(Dataset entries)
········

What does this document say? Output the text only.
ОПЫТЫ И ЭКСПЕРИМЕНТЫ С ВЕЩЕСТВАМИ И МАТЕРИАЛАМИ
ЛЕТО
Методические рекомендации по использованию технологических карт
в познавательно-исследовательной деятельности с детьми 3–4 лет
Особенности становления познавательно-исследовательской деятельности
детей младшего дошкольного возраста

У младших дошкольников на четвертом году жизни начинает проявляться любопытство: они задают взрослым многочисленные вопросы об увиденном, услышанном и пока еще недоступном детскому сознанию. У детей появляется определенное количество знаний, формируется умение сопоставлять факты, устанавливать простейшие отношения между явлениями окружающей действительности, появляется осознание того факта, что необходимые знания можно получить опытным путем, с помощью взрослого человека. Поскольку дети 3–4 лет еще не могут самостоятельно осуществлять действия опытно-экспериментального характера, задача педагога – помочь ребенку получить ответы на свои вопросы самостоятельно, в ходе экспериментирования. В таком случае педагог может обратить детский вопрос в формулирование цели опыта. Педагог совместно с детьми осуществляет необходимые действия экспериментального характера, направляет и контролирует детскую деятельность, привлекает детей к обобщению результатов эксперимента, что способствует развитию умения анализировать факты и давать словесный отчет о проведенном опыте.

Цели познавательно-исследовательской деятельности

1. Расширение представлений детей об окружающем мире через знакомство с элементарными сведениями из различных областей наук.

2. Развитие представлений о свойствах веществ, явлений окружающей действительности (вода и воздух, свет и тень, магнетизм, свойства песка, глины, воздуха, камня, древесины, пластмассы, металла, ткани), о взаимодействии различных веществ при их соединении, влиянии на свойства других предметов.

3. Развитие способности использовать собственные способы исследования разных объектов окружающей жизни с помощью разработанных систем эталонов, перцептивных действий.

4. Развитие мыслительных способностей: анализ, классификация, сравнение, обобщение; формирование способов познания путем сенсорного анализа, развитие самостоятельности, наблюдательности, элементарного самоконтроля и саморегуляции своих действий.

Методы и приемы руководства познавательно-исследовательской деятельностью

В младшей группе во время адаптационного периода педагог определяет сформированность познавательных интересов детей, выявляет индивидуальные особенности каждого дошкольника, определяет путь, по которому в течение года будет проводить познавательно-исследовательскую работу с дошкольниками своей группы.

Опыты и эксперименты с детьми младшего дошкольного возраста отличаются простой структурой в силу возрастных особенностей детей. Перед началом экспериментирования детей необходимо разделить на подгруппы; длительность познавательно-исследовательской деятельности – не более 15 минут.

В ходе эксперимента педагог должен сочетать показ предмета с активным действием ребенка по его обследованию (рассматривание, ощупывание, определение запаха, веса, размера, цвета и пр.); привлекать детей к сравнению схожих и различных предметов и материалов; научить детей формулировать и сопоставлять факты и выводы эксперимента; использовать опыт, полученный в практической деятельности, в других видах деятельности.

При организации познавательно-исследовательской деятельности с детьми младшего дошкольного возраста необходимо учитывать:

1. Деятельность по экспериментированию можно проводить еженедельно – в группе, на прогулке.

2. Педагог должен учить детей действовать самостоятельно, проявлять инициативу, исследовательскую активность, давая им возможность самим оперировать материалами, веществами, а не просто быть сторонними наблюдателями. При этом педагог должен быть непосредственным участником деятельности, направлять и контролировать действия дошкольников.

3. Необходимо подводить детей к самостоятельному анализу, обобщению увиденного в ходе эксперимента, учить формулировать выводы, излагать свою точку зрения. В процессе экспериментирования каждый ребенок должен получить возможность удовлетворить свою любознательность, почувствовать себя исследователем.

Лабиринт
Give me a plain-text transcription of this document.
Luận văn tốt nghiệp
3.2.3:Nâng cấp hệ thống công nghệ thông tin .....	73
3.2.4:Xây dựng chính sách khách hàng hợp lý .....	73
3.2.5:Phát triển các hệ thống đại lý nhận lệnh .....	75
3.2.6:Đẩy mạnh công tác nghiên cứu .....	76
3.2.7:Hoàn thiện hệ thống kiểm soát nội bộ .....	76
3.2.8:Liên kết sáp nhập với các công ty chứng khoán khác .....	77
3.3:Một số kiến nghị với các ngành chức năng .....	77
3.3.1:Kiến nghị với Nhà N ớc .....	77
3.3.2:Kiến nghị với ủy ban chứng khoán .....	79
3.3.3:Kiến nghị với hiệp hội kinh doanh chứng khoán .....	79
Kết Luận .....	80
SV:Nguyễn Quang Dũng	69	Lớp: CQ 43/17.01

········

EXERCISE TASK.
Write down all the entries again without a single difference.

SOLUTION FOR THIS TASK.
What does this document say? Output the text only.
ОПЫТЫ И ЭКСПЕРИМЕНТЫ С ВЕЩЕСТВАМИ И МАТЕРИАЛАМИ
ЛЕТО
Методические рекомендации по использованию технологических карт
в познавательно-исследовательной деятельности с детьми 3–4 лет
Особенности становления познавательно-исследовательской деятельности
детей младшего дошкольного возраста

У младших дошкольников на четвертом году жизни начинает проявляться любопытство: они задают взрослым многочисленные вопросы об увиденном, услышанном и пока еще недоступном детскому сознанию. У детей появляется определенное количество знаний, формируется умение сопоставлять факты, устанавливать простейшие отношения между явлениями окружающей действительности, появляется осознание того факта, что необходимые знания можно получить опытным путем, с помощью взрослого человека. Поскольку дети 3–4 лет еще не могут самостоятельно осуществлять действия опытно-экспериментального характера, задача педагога – помочь ребенку получить ответы на свои вопросы самостоятельно, в ходе экспериментирования. В таком случае педагог может обратить детский вопрос в формулирование цели опыта. Педагог совместно с детьми осуществляет необходимые действия экспериментального характера, направляет и контролирует детскую деятельность, привлекает детей к обобщению результатов эксперимента, что способствует развитию умения анализировать факты и давать словесный отчет о проведенном опыте.

Цели познавательно-исследовательской деятельности

1. Расширение представлений детей об окружающем мире через знакомство с элементарными сведениями из различных областей наук.

2. Развитие представлений о свойствах веществ, явлений окружающей действительности (вода и воздух, свет и тень, магнетизм, свойства песка, глины, воздуха, камня, древесины, пластмассы, металла, ткани), о взаимодействии различных веществ при их соединении, влиянии на свойства других предметов.

3. Развитие способности использовать собственные способы исследования разных объектов окружающей жизни с помощью разработанных систем эталонов, перцептивных действий.

4. Развитие мыслительных способностей: анализ, классификация, сравнение, обобщение; формирование способов познания путем сенсорного анализа, развитие самостоятельности, наблюдательности, элементарного самоконтроля и саморегуляции своих действий.

Методы и приемы руководства познавательно-исследовательской деятельностью

В младшей группе во время адаптационного периода педагог определяет сформированность познавательных интересов детей, выявляет индивидуальные особенности каждого дошкольника, определяет путь, по которому в течение года будет проводить познавательно-исследовательскую работу с дошкольниками своей группы.

Опыты и эксперименты с детьми младшего дошкольного возраста отличаются простой структурой в силу возрастных особенностей детей. Перед началом экспериментирования детей необходимо разделить на подгруппы; длительность познавательно-исследовательской деятельности – не более 15 минут.

В ходе эксперимента педагог должен сочетать показ предмета с активным действием ребенка по его обследованию (рассматривание, ощупывание, определение запаха, веса, размера, цвета и пр.); привлекать детей к сравнению схожих и различных предметов и материалов; научить детей формулировать и сопоставлять факты и выводы эксперимента; использовать опыт, полученный в практической деятельности, в других видах деятельности.

При организации познавательно-исследовательской деятельности с детьми младшего дошкольного возраста необходимо учитывать:

1. Деятельность по экспериментированию можно проводить еженедельно – в группе, на прогулке.

2. Педагог должен учить детей действовать самостоятельно, проявлять инициативу, исследовательскую активность, давая им возможность самим оперировать материалами, веществами, а не просто быть сторонними наблюдателями. При этом педагог должен быть непосредственным участником деятельности, направлять и контролировать действия дошкольников.

3. Необходимо подводить детей к самостоятельному анализу, обобщению увиденного в ходе эксперимента, учить формулировать выводы, излагать свою точку зрения. В процессе экспериментирования каждый ребенок должен получить возможность удовлетворить свою любознательность, почувствовать себя исследователем.

Лабиринт
Give me a plain-text transcription of this document.
Luận văn tốt nghiệp
3.2.3:Nâng cấp hệ thống công nghệ thông tin .....	73
3.2.4:Xây dựng chính sách khách hàng hợp lý .....	73
3.2.5:Phát triển các hệ thống đại lý nhận lệnh .....	75
3.2.6:Đẩy mạnh công tác nghiên cứu .....	76
3.2.7:Hoàn thiện hệ thống kiểm soát nội bộ .....	76
3.2.8:Liên kết sáp nhập với các công ty chứng khoán khác .....	77
3.3:Một số kiến nghị với các ngành chức năng .....	77
3.3.1:Kiến nghị với Nhà N ớc .....	77
3.3.2:Kiến nghị với ủy ban chứng khoán .....	79
3.3.3:Kiến nghị với hiệp hội kinh doanh chứng khoán .....	79
Kết Luận .....	80
SV:Nguyễn Quang Dũng	69	Lớp: CQ 43/17.01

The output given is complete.